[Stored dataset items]
↓
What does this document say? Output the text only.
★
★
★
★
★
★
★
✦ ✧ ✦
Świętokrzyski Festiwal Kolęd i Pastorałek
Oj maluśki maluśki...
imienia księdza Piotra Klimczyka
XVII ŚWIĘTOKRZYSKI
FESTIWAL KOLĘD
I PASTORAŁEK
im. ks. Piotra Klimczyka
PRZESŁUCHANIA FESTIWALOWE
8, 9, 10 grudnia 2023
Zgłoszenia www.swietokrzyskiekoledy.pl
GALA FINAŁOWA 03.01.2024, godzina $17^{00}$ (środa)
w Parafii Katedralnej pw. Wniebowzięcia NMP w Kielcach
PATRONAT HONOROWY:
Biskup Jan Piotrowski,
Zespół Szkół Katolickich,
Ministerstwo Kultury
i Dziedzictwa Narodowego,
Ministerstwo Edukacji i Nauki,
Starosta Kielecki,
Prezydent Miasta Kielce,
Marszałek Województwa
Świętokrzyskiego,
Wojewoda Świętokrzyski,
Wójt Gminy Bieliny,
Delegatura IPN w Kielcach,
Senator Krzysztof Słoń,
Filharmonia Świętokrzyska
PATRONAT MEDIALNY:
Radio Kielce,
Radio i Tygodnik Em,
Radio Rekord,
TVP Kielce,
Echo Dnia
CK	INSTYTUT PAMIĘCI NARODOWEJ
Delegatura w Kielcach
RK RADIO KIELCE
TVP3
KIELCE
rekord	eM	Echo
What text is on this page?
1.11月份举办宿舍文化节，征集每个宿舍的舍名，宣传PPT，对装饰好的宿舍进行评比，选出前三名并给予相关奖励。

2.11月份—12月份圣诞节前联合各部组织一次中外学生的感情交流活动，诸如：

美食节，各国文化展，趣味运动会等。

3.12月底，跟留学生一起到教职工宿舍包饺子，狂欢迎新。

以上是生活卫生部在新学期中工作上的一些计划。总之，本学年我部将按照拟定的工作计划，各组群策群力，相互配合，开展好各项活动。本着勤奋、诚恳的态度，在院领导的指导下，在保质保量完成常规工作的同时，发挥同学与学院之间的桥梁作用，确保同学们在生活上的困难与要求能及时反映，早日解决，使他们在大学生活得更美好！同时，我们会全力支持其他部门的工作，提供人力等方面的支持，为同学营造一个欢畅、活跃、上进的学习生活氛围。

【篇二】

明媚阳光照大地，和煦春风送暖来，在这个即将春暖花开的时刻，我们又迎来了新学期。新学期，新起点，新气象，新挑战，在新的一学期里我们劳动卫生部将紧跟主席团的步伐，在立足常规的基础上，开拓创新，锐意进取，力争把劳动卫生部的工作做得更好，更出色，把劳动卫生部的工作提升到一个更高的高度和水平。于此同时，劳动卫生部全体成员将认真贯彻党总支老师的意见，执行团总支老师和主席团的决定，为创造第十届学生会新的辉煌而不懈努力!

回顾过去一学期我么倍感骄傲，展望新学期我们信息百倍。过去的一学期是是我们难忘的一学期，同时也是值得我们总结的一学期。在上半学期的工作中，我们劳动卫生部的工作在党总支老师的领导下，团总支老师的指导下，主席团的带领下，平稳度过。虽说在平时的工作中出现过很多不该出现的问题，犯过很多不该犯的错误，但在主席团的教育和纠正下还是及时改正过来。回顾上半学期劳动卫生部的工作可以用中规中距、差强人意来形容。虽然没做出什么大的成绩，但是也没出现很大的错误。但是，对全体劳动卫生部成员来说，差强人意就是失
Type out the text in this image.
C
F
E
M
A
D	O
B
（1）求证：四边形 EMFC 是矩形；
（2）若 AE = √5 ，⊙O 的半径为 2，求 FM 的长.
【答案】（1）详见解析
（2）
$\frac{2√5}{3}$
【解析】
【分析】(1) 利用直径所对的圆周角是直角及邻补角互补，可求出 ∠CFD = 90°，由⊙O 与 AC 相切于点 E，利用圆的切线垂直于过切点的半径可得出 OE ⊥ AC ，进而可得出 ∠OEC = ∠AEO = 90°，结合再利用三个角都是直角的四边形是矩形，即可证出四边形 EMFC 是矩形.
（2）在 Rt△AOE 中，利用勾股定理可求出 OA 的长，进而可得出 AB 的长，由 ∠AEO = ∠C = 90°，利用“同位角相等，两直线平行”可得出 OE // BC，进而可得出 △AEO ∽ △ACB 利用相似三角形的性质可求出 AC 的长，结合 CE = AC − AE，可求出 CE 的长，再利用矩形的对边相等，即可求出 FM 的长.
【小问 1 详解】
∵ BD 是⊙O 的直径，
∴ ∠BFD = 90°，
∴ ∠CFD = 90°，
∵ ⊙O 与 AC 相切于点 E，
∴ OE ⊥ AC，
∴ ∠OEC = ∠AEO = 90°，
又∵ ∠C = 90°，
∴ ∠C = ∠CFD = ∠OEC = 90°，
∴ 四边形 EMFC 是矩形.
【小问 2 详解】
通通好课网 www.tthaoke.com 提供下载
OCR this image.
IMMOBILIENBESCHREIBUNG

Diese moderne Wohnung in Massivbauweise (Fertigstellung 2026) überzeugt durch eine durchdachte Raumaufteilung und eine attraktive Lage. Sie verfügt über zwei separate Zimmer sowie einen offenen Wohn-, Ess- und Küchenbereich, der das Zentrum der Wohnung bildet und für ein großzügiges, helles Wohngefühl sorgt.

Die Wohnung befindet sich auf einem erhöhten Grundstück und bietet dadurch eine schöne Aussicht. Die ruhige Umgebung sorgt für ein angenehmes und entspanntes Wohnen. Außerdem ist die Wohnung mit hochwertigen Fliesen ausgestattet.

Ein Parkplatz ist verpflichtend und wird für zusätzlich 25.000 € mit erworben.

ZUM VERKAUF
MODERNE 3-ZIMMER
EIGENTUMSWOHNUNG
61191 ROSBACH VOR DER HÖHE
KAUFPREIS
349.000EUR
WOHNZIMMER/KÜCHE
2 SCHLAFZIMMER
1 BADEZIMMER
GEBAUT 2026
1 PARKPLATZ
↑
EXERCISE: Type the whole listing again, unaltered.

WRITTEN SOLUTION:
What does this document say? Output the text only.
★
★
★
★
★
★
★
✦ ✧ ✦
Świętokrzyski Festiwal Kolęd i Pastorałek
Oj maluśki maluśki...
imienia księdza Piotra Klimczyka
XVII ŚWIĘTOKRZYSKI
FESTIWAL KOLĘD
I PASTORAŁEK
im. ks. Piotra Klimczyka
PRZESŁUCHANIA FESTIWALOWE
8, 9, 10 grudnia 2023
Zgłoszenia www.swietokrzyskiekoledy.pl
GALA FINAŁOWA 03.01.2024, godzina $17^{00}$ (środa)
w Parafii Katedralnej pw. Wniebowzięcia NMP w Kielcach
PATRONAT HONOROWY:
Biskup Jan Piotrowski,
Zespół Szkół Katolickich,
Ministerstwo Kultury
i Dziedzictwa Narodowego,
Ministerstwo Edukacji i Nauki,
Starosta Kielecki,
Prezydent Miasta Kielce,
Marszałek Województwa
Świętokrzyskiego,
Wojewoda Świętokrzyski,
Wójt Gminy Bieliny,
Delegatura IPN w Kielcach,
Senator Krzysztof Słoń,
Filharmonia Świętokrzyska
PATRONAT MEDIALNY:
Radio Kielce,
Radio i Tygodnik Em,
Radio Rekord,
TVP Kielce,
Echo Dnia
CK	INSTYTUT PAMIĘCI NARODOWEJ
Delegatura w Kielcach
RK RADIO KIELCE
TVP3
KIELCE
rekord	eM	Echo
What text is on this page?
1.11月份举办宿舍文化节，征集每个宿舍的舍名，宣传PPT，对装饰好的宿舍进行评比，选出前三名并给予相关奖励。

2.11月份—12月份圣诞节前联合各部组织一次中外学生的感情交流活动，诸如：

美食节，各国文化展，趣味运动会等。

3.12月底，跟留学生一起到教职工宿舍包饺子，狂欢迎新。

以上是生活卫生部在新学期中工作上的一些计划。总之，本学年我部将按照拟定的工作计划，各组群策群力，相互配合，开展好各项活动。本着勤奋、诚恳的态度，在院领导的指导下，在保质保量完成常规工作的同时，发挥同学与学院之间的桥梁作用，确保同学们在生活上的困难与要求能及时反映，早日解决，使他们在大学生活得更美好！同时，我们会全力支持其他部门的工作，提供人力等方面的支持，为同学营造一个欢畅、活跃、上进的学习生活氛围。

【篇二】

明媚阳光照大地，和煦春风送暖来，在这个即将春暖花开的时刻，我们又迎来了新学期。新学期，新起点，新气象，新挑战，在新的一学期里我们劳动卫生部将紧跟主席团的步伐，在立足常规的基础上，开拓创新，锐意进取，力争把劳动卫生部的工作做得更好，更出色，把劳动卫生部的工作提升到一个更高的高度和水平。于此同时，劳动卫生部全体成员将认真贯彻党总支老师的意见，执行团总支老师和主席团的决定，为创造第十届学生会新的辉煌而不懈努力!

回顾过去一学期我么倍感骄傲，展望新学期我们信息百倍。过去的一学期是是我们难忘的一学期，同时也是值得我们总结的一学期。在上半学期的工作中，我们劳动卫生部的工作在党总支老师的领导下，团总支老师的指导下，主席团的带领下，平稳度过。虽说在平时的工作中出现过很多不该出现的问题，犯过很多不该犯的错误，但在主席团的教育和纠正下还是及时改正过来。回顾上半学期劳动卫生部的工作可以用中规中距、差强人意来形容。虽然没做出什么大的成绩，但是也没出现很大的错误。但是，对全体劳动卫生部成员来说，差强人意就是失
Type out the text in this image.
C
F
E
M
A
D	O
B
（1）求证：四边形 EMFC 是矩形；
（2）若 AE = √5 ，⊙O 的半径为 2，求 FM 的长.
【答案】（1）详见解析
（2）
$\frac{2√5}{3}$
【解析】
【分析】(1) 利用直径所对的圆周角是直角及邻补角互补，可求出 ∠CFD = 90°，由⊙O 与 AC 相切于点 E，利用圆的切线垂直于过切点的半径可得出 OE ⊥ AC ，进而可得出 ∠OEC = ∠AEO = 90°，结合再利用三个角都是直角的四边形是矩形，即可证出四边形 EMFC 是矩形.
（2）在 Rt△AOE 中，利用勾股定理可求出 OA 的长，进而可得出 AB 的长，由 ∠AEO = ∠C = 90°，利用“同位角相等，两直线平行”可得出 OE // BC，进而可得出 △AEO ∽ △ACB 利用相似三角形的性质可求出 AC 的长，结合 CE = AC − AE，可求出 CE 的长，再利用矩形的对边相等，即可求出 FM 的长.
【小问 1 详解】
∵ BD 是⊙O 的直径，
∴ ∠BFD = 90°，
∴ ∠CFD = 90°，
∵ ⊙O 与 AC 相切于点 E，
∴ OE ⊥ AC，
∴ ∠OEC = ∠AEO = 90°，
又∵ ∠C = 90°，
∴ ∠C = ∠CFD = ∠OEC = 90°，
∴ 四边形 EMFC 是矩形.
【小问 2 详解】
通通好课网 www.tthaoke.com 提供下载
OCR this image.
IMMOBILIENBESCHREIBUNG

Diese moderne Wohnung in Massivbauweise (Fertigstellung 2026) überzeugt durch eine durchdachte Raumaufteilung und eine attraktive Lage. Sie verfügt über zwei separate Zimmer sowie einen offenen Wohn-, Ess- und Küchenbereich, der das Zentrum der Wohnung bildet und für ein großzügiges, helles Wohngefühl sorgt.

Die Wohnung befindet sich auf einem erhöhten Grundstück und bietet dadurch eine schöne Aussicht. Die ruhige Umgebung sorgt für ein angenehmes und entspanntes Wohnen. Außerdem ist die Wohnung mit hochwertigen Fliesen ausgestattet.

Ein Parkplatz ist verpflichtend und wird für zusätzlich 25.000 € mit erworben.

ZUM VERKAUF
MODERNE 3-ZIMMER
EIGENTUMSWOHNUNG
61191 ROSBACH VOR DER HÖHE
KAUFPREIS
349.000EUR
WOHNZIMMER/KÜCHE
2 SCHLAFZIMMER
1 BADEZIMMER
GEBAUT 2026
1 PARKPLATZ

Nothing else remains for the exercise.